__Exercise prompt__. Take every line from the listing below that includes "раствор" and copy it.

[Dataset records]
# # # # # # #

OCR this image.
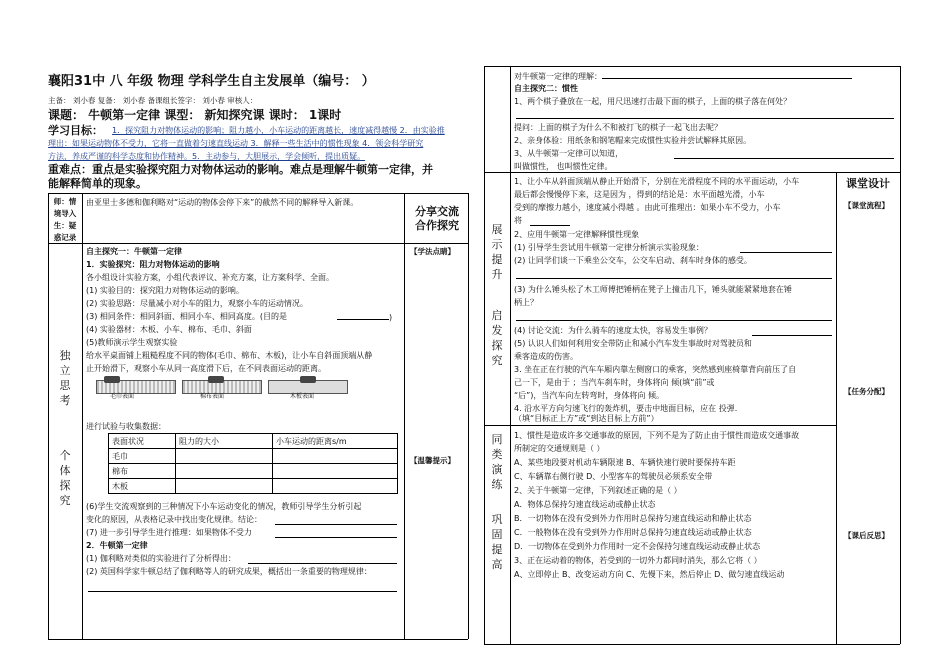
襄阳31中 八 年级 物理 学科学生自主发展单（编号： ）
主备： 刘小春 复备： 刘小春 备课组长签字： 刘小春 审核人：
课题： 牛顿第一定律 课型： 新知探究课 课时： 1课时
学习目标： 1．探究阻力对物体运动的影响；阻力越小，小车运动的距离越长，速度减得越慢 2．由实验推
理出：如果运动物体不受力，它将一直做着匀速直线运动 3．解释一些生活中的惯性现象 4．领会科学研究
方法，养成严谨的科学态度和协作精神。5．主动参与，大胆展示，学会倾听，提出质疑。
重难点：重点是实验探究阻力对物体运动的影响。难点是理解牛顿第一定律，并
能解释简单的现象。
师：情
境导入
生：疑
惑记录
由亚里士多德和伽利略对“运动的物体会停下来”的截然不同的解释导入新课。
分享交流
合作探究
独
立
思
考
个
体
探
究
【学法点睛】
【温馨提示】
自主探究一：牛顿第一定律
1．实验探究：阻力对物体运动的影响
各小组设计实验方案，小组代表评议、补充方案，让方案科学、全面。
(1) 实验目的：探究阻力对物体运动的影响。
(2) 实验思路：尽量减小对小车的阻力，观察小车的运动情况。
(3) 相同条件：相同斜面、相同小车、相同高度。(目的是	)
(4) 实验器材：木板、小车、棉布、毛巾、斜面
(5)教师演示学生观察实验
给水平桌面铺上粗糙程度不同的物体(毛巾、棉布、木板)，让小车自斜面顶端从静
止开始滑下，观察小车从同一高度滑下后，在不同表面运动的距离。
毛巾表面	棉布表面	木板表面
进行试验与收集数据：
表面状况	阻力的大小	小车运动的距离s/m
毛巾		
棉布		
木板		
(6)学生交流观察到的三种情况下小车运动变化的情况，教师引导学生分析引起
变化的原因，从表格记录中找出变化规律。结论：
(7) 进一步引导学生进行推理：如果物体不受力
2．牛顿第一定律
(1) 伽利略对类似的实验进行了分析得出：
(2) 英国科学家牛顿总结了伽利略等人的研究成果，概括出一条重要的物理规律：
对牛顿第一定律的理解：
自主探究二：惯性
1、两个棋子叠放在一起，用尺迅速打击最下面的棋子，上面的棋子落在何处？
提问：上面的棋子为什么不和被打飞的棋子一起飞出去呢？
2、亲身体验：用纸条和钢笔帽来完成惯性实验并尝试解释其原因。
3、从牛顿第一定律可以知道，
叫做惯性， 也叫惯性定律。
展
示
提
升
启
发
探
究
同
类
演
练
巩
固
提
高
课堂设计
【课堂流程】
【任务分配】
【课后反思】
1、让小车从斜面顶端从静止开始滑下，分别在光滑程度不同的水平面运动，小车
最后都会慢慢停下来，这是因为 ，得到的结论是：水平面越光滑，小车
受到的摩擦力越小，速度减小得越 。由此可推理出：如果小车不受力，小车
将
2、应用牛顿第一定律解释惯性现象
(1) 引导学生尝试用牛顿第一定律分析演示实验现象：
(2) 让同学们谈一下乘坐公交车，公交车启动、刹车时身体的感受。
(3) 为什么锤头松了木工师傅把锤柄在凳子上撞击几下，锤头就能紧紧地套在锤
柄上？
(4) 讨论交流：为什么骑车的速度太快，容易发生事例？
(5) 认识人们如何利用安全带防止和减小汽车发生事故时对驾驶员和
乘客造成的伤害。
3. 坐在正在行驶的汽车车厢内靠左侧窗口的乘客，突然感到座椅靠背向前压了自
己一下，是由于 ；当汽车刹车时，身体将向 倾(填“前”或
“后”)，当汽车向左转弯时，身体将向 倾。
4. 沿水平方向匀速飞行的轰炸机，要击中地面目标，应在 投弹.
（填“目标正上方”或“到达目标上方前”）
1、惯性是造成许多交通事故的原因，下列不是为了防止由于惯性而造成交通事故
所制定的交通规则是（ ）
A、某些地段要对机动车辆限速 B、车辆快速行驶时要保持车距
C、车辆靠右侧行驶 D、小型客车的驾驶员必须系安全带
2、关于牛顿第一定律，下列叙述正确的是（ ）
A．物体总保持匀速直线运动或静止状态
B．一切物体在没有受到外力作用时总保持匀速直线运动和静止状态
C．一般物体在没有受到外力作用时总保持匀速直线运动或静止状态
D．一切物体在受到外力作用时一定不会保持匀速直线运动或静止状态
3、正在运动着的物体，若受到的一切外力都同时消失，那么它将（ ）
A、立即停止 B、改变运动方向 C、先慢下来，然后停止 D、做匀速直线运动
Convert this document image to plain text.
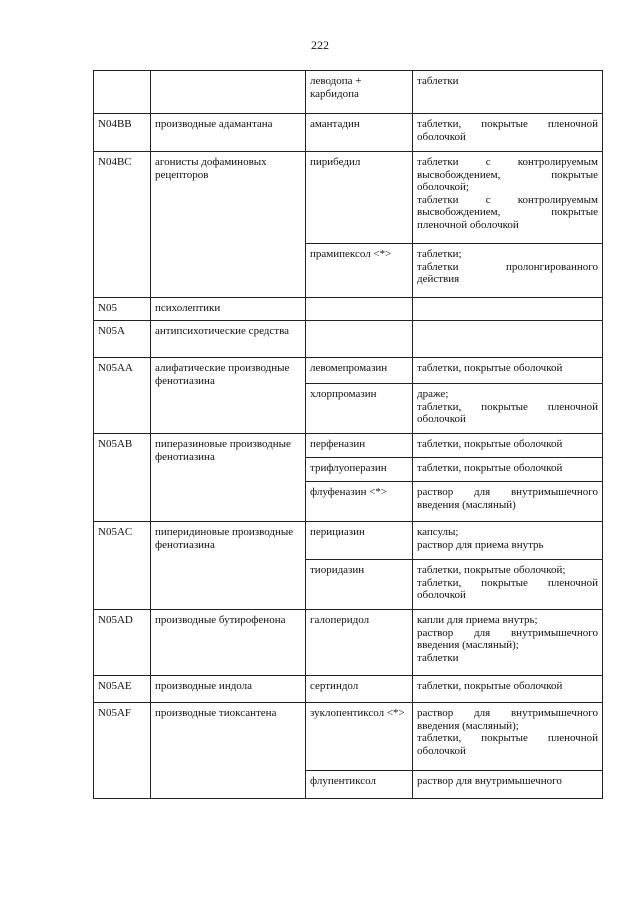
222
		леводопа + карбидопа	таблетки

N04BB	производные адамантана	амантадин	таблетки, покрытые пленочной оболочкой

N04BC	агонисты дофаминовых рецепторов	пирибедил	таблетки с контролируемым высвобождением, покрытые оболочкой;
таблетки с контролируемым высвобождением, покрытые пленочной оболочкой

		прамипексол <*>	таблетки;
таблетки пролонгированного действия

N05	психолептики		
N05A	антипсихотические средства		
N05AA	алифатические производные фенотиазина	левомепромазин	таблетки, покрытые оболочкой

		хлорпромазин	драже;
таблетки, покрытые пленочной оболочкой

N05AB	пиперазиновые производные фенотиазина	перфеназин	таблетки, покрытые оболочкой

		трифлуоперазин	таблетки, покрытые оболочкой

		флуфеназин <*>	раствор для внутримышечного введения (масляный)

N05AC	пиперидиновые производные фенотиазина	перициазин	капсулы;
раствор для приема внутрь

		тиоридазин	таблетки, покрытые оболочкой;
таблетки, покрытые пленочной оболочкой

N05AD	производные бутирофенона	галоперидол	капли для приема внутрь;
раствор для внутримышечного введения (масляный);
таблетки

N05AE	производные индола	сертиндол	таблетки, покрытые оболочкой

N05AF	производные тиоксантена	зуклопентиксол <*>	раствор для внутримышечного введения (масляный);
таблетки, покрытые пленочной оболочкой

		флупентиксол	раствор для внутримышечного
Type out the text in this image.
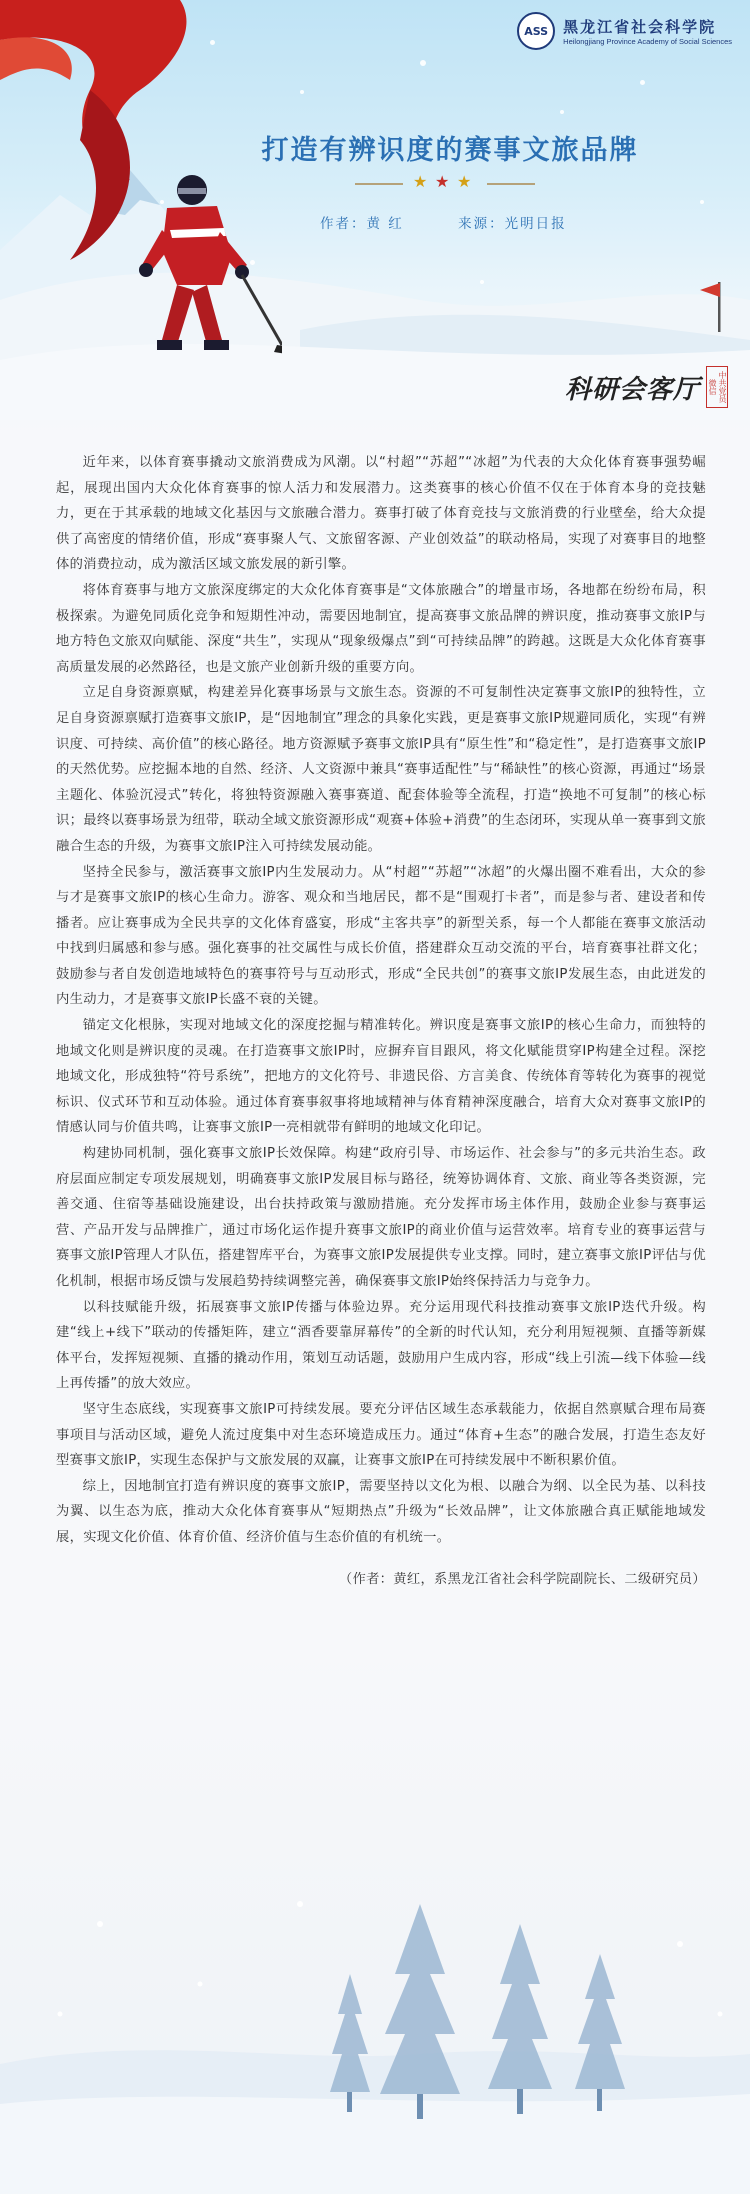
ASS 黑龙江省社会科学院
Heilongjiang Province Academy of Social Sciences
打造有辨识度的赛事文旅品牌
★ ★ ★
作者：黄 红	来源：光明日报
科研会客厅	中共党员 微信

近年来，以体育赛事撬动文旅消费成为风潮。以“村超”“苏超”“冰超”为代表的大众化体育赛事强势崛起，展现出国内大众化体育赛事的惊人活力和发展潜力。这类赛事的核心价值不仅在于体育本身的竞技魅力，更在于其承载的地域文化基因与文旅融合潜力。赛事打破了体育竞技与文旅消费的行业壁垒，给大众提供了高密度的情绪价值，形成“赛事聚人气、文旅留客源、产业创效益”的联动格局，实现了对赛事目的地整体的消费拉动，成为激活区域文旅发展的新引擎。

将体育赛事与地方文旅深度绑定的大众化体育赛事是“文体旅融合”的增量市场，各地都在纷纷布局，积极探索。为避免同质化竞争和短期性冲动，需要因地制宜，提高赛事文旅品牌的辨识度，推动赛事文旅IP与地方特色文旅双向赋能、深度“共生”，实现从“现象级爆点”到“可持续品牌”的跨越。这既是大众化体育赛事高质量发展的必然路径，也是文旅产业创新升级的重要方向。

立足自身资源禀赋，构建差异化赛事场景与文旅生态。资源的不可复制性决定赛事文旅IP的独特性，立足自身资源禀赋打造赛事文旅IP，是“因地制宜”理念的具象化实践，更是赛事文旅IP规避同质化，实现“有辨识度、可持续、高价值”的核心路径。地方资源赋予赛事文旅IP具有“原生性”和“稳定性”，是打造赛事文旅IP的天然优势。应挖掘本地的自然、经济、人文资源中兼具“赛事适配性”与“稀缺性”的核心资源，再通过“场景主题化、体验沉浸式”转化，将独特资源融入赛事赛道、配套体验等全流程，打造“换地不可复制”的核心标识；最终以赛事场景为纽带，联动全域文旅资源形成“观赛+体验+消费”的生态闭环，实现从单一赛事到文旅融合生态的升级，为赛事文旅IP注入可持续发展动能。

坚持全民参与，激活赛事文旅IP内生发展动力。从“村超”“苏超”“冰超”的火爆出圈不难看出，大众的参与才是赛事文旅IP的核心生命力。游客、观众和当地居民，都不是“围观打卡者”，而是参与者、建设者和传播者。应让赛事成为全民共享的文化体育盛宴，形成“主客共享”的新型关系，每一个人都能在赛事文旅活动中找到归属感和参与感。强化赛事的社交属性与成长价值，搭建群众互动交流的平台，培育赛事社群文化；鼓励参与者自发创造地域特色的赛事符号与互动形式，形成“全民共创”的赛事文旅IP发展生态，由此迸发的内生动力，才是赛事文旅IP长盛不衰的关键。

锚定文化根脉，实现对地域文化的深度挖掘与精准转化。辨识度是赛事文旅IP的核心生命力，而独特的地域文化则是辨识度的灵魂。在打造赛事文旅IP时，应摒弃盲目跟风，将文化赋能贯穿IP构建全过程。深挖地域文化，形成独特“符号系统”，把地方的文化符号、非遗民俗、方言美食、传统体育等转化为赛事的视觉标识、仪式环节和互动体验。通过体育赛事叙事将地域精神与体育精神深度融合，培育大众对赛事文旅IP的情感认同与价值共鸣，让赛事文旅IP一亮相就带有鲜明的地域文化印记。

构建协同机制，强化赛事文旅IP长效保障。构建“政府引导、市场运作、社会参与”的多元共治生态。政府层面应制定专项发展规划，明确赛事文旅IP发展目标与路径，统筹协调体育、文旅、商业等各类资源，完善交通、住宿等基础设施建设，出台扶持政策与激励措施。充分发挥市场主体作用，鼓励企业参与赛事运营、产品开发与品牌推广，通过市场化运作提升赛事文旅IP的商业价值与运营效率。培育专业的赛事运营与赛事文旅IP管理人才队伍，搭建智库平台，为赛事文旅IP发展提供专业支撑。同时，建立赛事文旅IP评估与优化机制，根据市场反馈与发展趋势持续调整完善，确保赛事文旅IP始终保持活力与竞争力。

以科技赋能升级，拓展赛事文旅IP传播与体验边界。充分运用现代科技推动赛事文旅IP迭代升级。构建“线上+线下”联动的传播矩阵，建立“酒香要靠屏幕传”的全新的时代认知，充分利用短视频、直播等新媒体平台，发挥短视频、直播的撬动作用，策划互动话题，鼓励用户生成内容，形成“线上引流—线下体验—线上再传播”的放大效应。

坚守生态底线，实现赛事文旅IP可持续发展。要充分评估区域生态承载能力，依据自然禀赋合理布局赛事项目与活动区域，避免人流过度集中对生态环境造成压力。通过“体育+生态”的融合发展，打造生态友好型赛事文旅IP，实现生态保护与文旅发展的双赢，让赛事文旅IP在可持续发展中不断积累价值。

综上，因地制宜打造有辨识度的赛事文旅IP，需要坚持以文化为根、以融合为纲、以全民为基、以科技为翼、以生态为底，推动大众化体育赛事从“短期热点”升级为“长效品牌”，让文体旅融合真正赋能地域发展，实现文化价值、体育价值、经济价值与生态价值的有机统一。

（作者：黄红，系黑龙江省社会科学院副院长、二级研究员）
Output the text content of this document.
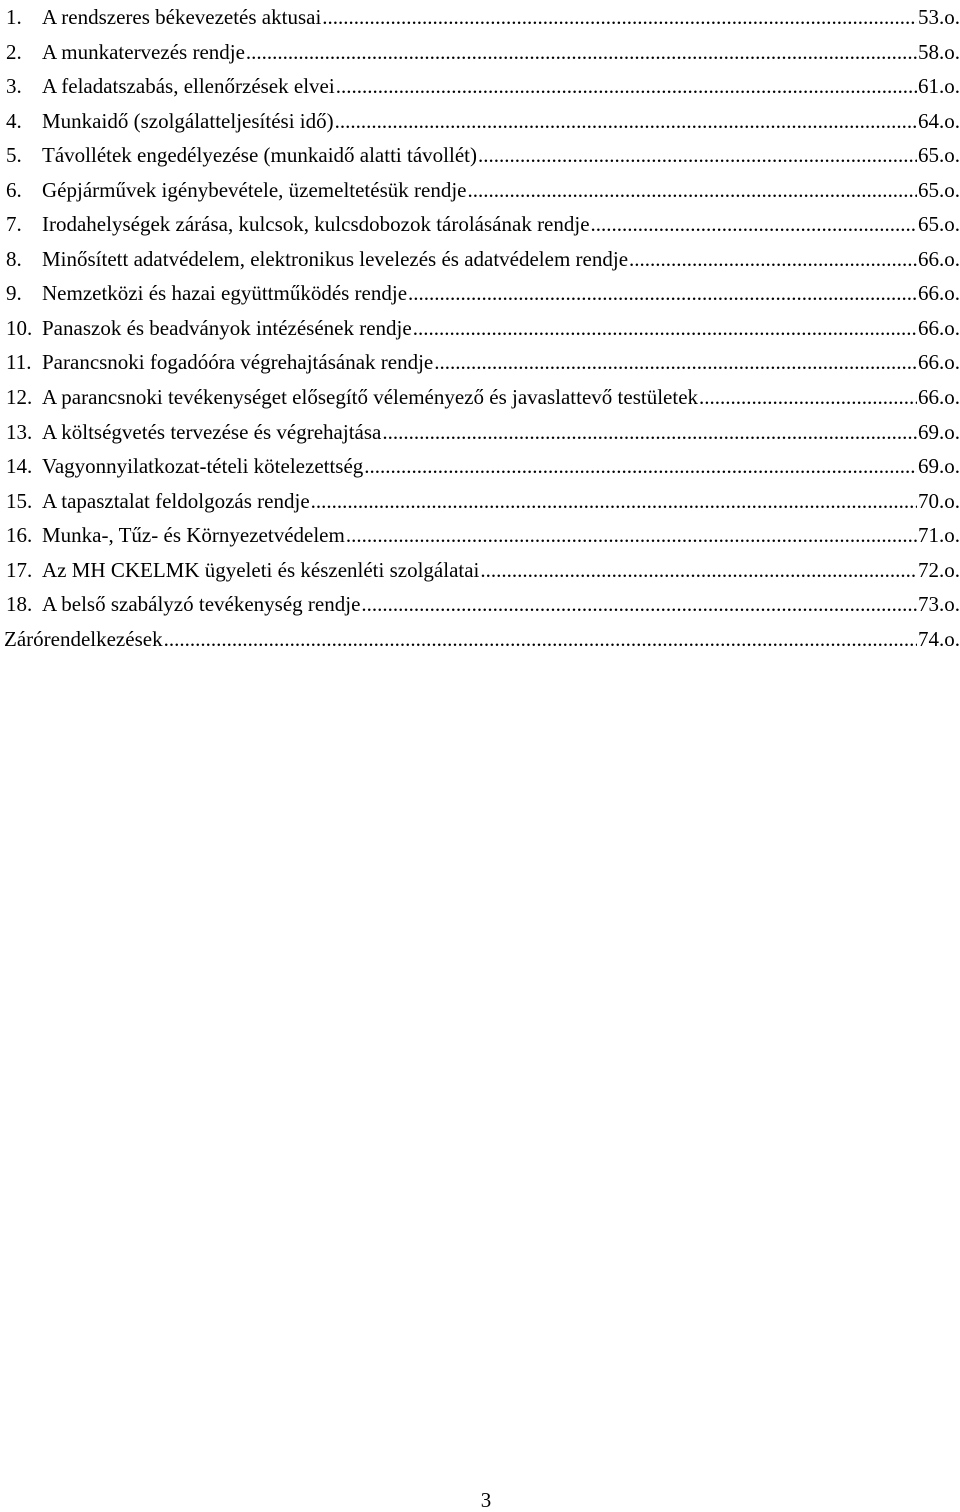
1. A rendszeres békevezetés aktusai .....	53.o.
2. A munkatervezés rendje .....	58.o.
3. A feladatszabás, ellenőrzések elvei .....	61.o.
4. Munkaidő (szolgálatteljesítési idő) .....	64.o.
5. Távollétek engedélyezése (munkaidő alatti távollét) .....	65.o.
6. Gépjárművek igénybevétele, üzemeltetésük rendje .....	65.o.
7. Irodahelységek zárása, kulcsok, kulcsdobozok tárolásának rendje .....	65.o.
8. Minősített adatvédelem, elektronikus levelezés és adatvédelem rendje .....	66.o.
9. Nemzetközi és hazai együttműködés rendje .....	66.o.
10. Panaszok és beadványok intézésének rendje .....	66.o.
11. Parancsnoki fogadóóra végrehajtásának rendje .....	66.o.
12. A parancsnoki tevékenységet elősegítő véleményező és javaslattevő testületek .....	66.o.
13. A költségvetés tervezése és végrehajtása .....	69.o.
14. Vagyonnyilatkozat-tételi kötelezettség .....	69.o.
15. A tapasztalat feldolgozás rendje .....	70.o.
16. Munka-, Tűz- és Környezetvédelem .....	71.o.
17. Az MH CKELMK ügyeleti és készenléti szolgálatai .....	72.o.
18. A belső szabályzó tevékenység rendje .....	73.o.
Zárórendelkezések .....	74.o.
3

# # # # # # #

__The output__.
		флуфеназин <*>	раствор для внутримышечного введения (масляный)
раствор для приема внутрь
раствор для внутримышечного введения (масляный);
N05AF	производные тиоксантена	зуклопентиксол <*>	раствор для внутримышечного введения (масляный);
		флупентиксол	раствор для внутримышечного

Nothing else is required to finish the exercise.